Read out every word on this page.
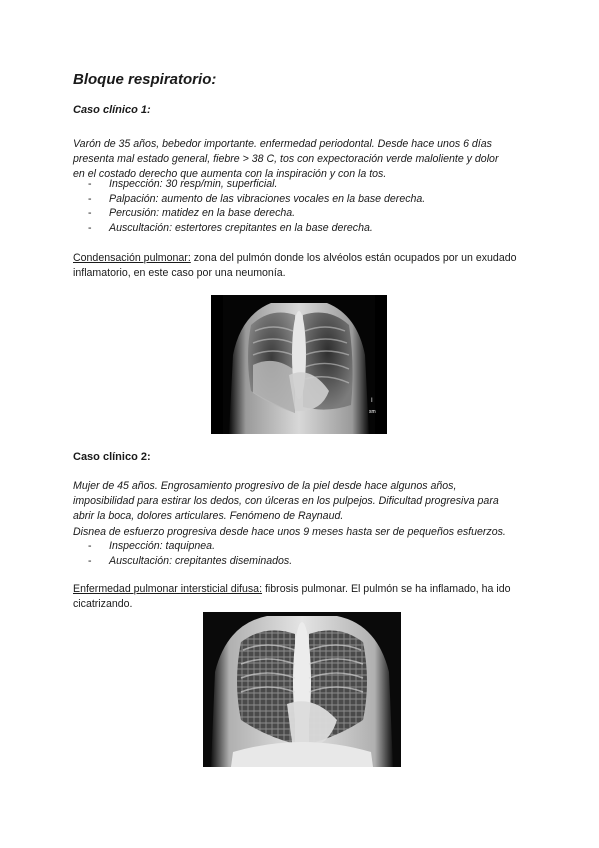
Bloque respiratorio:
Caso clínico 1:
Varón de 35 años, bebedor importante. enfermedad periodontal. Desde hace unos 6 días
presenta mal estado general, fiebre > 38 C, tos con expectoración verde maloliente y dolor
en el costado derecho que aumenta con la inspiración y con la tos.
- Inspección: 30 resp/min, superficial.
- Palpación: aumento de las vibraciones vocales en la base derecha.
- Percusión: matidez en la base derecha.
- Auscultación: estertores crepitantes en la base derecha.
Condensación pulmonar: zona del pulmón donde los alvéolos están ocupados por un exudado
inflamatorio, en este caso por una neumonía.
I
sm
Caso clínico 2:
Mujer de 45 años. Engrosamiento progresivo de la piel desde hace algunos años,
imposibilidad para estirar los dedos, con úlceras en los pulpejos. Dificultad progresiva para
abrir la boca, dolores articulares. Fenómeno de Raynaud.
Disnea de esfuerzo progresiva desde hace unos 9 meses hasta ser de pequeños esfuerzos.
- Inspección: taquipnea.
- Auscultación: crepitantes diseminados.
Enfermedad pulmonar intersticial difusa: fibrosis pulmonar. El pulmón se ha inflamado, ha ido
cicatrizando.
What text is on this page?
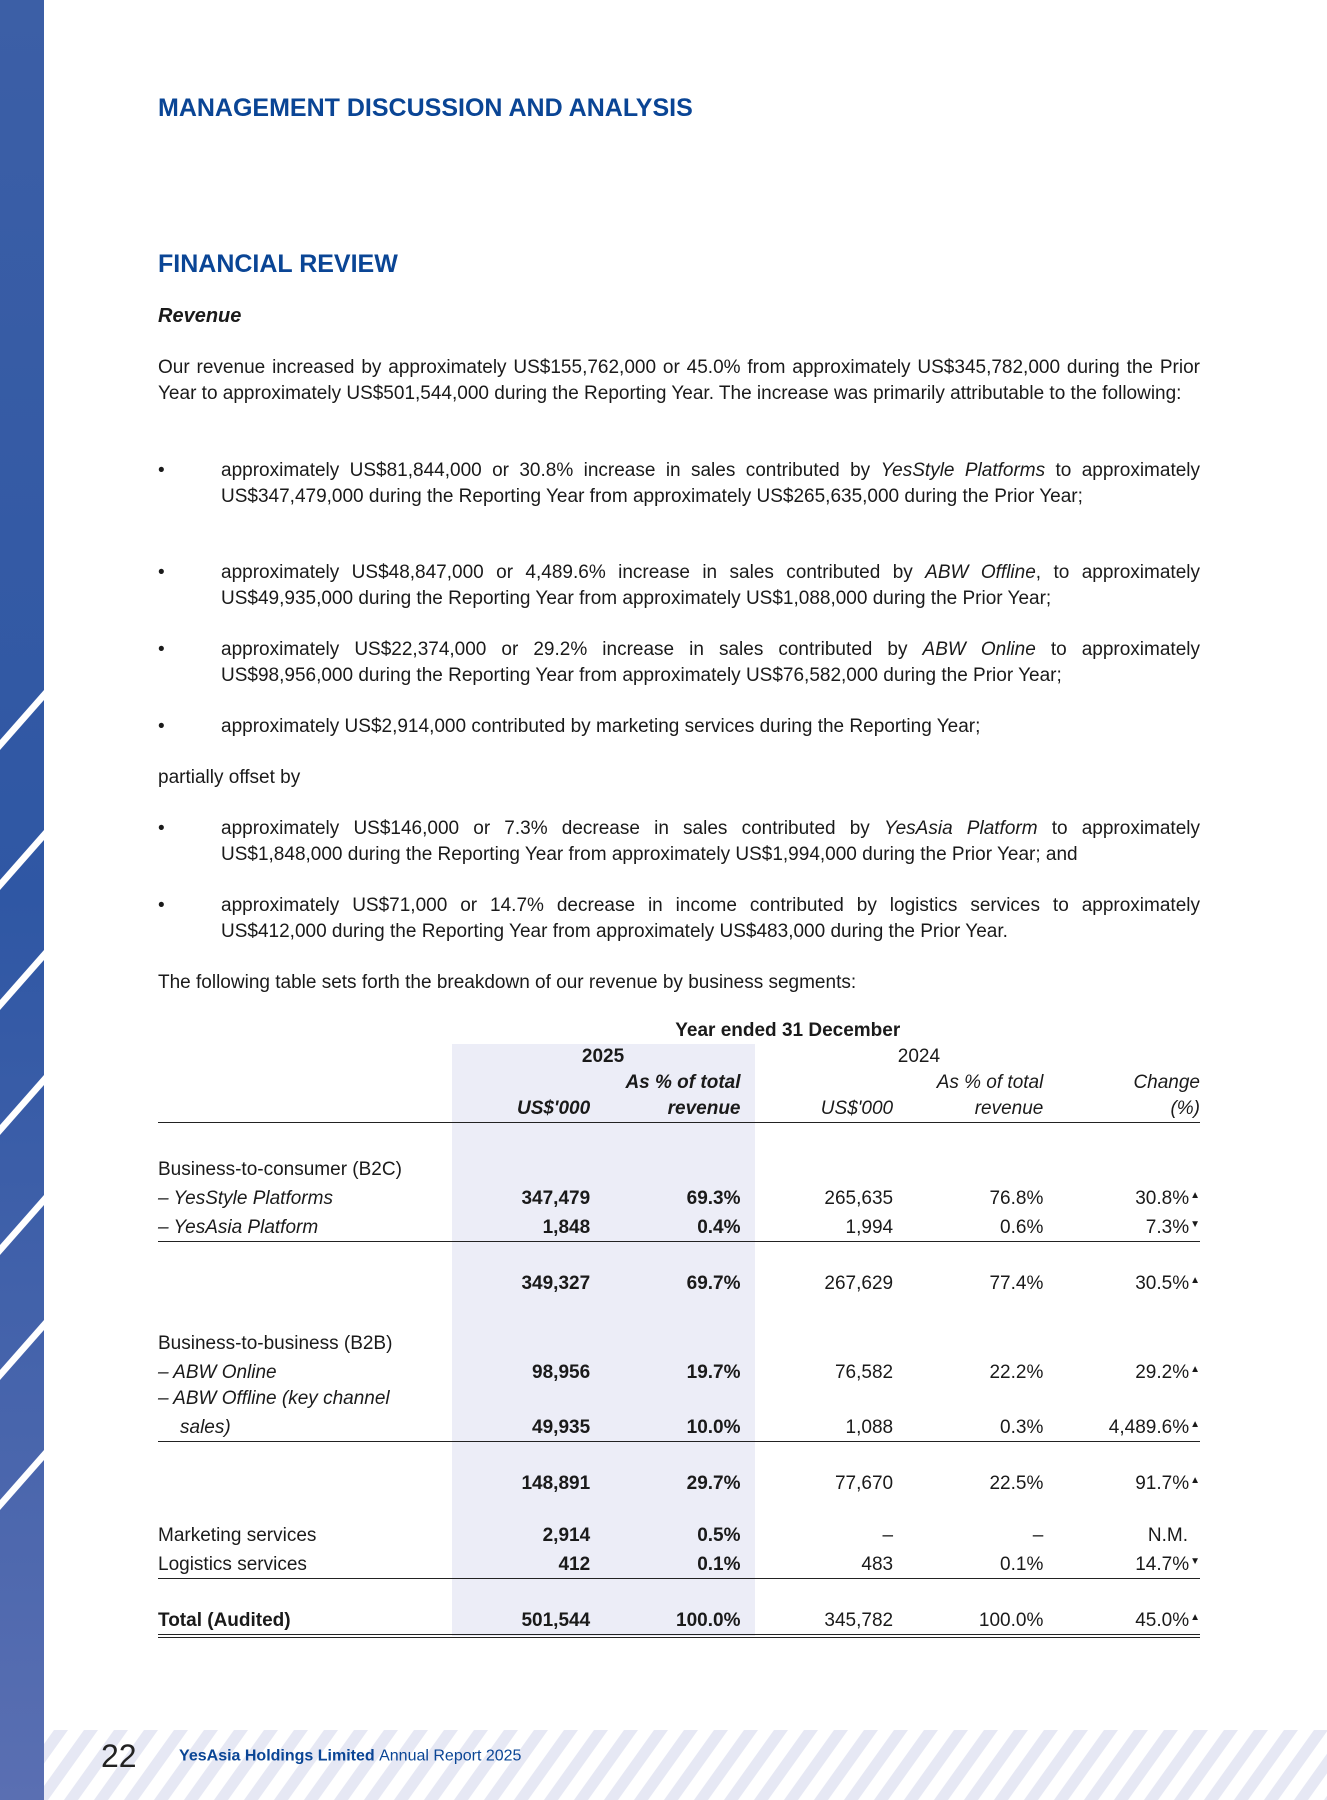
MANAGEMENT DISCUSSION AND ANALYSIS
FINANCIAL REVIEW
Revenue

Our revenue increased by approximately US$155,762,000 or 45.0% from approximately US$345,782,000 during the Prior Year to approximately US$501,544,000 during the Reporting Year. The increase was primarily attributable to the following:

•	approximately US$81,844,000 or 30.8% increase in sales contributed by YesStyle Platforms to approximately US$347,479,000 during the Reporting Year from approximately US$265,635,000 during the Prior Year;
•	approximately US$48,847,000 or 4,489.6% increase in sales contributed by ABW Offline, to approximately US$49,935,000 during the Reporting Year from approximately US$1,088,000 during the Prior Year;
•	approximately US$22,374,000 or 29.2% increase in sales contributed by ABW Online to approximately US$98,956,000 during the Reporting Year from approximately US$76,582,000 during the Prior Year;
•	approximately US$2,914,000 contributed by marketing services during the Reporting Year;

partially offset by

•	approximately US$146,000 or 7.3% decrease in sales contributed by YesAsia Platform to approximately US$1,848,000 during the Reporting Year from approximately US$1,994,000 during the Prior Year; and
•	approximately US$71,000 or 14.7% decrease in income contributed by logistics services to approximately US$412,000 during the Reporting Year from approximately US$483,000 during the Prior Year.

The following table sets forth the breakdown of our revenue by business segments:

	Year ended 31 December				
	2025		2024		
		As % of total		As % of total	Change
	US$'000	revenue	US$'000	revenue	(%)

Business-to-consumer (B2C)					
– YesStyle Platforms	347,479	69.3%	265,635	76.8%	30.8%▲
– YesAsia Platform	1,848	0.4%	1,994	0.6%	7.3%▼

	349,327	69.7%	267,629	77.4%	30.5%▲

Business-to-business (B2B)					
– ABW Online	98,956	19.7%	76,582	22.2%	29.2%▲
– ABW Offline (key channel					
sales)	49,935	10.0%	1,088	0.3%	4,489.6%▲

	148,891	29.7%	77,670	22.5%	91.7%▲

Marketing services	2,914	0.5%	–	–	N.M.
Logistics services	412	0.1%	483	0.1%	14.7%▼

Total (Audited)	501,544	100.0%	345,782	100.0%	45.0%▲
22	YesAsia Holdings Limited Annual Report 2025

**Exercise prompt:** Choose all lines containing the string "this" and copy them out.

**Expected answer:**
Read out every word on this page.
What text is on this page?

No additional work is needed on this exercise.